→ Short problem
Where does the string "name" appear? Copy every line of the entries below that holds it.

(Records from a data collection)
::::

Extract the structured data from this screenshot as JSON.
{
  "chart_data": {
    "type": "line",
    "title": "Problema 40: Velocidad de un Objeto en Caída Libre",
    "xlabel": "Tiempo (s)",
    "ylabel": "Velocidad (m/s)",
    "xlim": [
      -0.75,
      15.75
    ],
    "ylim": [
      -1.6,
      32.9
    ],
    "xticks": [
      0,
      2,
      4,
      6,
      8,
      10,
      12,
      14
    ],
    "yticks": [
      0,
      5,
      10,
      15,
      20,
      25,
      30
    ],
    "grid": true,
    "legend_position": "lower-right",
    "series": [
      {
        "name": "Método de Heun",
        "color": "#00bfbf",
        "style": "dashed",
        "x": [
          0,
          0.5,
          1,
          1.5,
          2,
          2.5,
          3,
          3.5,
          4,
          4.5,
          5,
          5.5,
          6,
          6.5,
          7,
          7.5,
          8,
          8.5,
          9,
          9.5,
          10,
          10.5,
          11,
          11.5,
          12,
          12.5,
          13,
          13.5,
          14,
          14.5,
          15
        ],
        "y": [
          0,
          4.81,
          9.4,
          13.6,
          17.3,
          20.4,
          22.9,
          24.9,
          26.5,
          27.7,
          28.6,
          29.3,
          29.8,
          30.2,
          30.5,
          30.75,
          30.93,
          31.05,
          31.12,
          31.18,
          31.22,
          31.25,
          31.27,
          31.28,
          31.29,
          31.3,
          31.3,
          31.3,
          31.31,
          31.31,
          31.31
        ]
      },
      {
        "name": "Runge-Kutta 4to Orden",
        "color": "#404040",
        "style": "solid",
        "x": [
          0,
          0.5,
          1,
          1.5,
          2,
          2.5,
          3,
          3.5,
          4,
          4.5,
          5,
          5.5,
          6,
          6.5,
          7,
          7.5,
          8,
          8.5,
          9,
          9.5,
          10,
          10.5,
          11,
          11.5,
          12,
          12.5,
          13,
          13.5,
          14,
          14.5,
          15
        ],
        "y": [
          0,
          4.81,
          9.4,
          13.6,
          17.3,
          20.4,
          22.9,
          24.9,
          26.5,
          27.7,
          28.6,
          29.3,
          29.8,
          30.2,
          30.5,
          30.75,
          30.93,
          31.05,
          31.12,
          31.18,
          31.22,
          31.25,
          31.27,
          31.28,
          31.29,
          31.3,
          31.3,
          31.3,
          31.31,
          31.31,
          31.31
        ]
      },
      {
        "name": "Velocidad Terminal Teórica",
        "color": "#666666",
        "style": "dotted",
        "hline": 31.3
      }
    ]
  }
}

::::

→ Result for this task
        "name": "Método de Heun",
        "name": "Runge-Kutta 4to Orden",
        "name": "Velocidad Terminal Teórica",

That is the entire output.